WRITTEN PROBLEM: Write out all the data again, exactly as it stands.
begin SOURCE DATA
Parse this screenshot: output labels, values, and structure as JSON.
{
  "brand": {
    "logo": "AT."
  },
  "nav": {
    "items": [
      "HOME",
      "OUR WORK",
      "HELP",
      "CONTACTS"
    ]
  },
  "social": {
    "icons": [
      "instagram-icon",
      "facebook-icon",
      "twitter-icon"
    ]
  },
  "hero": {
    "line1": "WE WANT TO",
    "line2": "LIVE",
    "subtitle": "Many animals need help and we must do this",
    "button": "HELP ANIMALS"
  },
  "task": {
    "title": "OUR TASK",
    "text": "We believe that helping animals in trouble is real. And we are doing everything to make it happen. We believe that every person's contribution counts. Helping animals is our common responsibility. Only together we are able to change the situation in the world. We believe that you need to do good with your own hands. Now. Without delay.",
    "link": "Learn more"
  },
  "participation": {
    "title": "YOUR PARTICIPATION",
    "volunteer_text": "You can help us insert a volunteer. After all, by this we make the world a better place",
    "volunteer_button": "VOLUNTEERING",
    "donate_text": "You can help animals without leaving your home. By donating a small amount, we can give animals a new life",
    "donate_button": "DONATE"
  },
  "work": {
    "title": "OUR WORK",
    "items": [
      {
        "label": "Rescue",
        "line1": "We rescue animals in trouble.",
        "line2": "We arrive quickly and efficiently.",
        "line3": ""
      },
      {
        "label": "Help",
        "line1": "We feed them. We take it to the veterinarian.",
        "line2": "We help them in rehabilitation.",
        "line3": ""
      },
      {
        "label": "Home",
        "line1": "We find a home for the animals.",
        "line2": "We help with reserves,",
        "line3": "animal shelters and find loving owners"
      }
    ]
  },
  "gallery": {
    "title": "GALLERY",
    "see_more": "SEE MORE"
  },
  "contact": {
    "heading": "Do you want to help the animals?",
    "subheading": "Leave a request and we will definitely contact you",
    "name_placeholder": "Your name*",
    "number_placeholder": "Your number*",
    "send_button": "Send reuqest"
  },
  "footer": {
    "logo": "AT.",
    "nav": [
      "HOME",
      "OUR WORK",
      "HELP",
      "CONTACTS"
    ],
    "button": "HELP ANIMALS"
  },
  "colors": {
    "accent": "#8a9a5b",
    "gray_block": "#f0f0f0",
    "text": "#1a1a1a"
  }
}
end SOURCE DATA
SOLUTION TO THIS TASK:
Parse this screenshot: output labels, values, and structure as JSON.
{
  "brand": {
    "logo": "AT."
  },
  "nav": {
    "items": [
      "HOME",
      "OUR WORK",
      "HELP",
      "CONTACTS"
    ]
  },
  "social": {
    "icons": [
      "instagram-icon",
      "facebook-icon",
      "twitter-icon"
    ]
  },
  "hero": {
    "line1": "WE WANT TO",
    "line2": "LIVE",
    "subtitle": "Many animals need help and we must do this",
    "button": "HELP ANIMALS"
  },
  "task": {
    "title": "OUR TASK",
    "text": "We believe that helping animals in trouble is real. And we are doing everything to make it happen. We believe that every person's contribution counts. Helping animals is our common responsibility. Only together we are able to change the situation in the world. We believe that you need to do good with your own hands. Now. Without delay.",
    "link": "Learn more"
  },
  "participation": {
    "title": "YOUR PARTICIPATION",
    "volunteer_text": "You can help us insert a volunteer. After all, by this we make the world a better place",
    "volunteer_button": "VOLUNTEERING",
    "donate_text": "You can help animals without leaving your home. By donating a small amount, we can give animals a new life",
    "donate_button": "DONATE"
  },
  "work": {
    "title": "OUR WORK",
    "items": [
      {
        "label": "Rescue",
        "line1": "We rescue animals in trouble.",
        "line2": "We arrive quickly and efficiently.",
        "line3": ""
      },
      {
        "label": "Help",
        "line1": "We feed them. We take it to the veterinarian.",
        "line2": "We help them in rehabilitation.",
        "line3": ""
      },
      {
        "label": "Home",
        "line1": "We find a home for the animals.",
        "line2": "We help with reserves,",
        "line3": "animal shelters and find loving owners"
      }
    ]
  },
  "gallery": {
    "title": "GALLERY",
    "see_more": "SEE MORE"
  },
  "contact": {
    "heading": "Do you want to help the animals?",
    "subheading": "Leave a request and we will definitely contact you",
    "name_placeholder": "Your name*",
    "number_placeholder": "Your number*",
    "send_button": "Send reuqest"
  },
  "footer": {
    "logo": "AT.",
    "nav": [
      "HOME",
      "OUR WORK",
      "HELP",
      "CONTACTS"
    ],
    "button": "HELP ANIMALS"
  },
  "colors": {
    "accent": "#8a9a5b",
    "gray_block": "#f0f0f0",
    "text": "#1a1a1a"
  }
}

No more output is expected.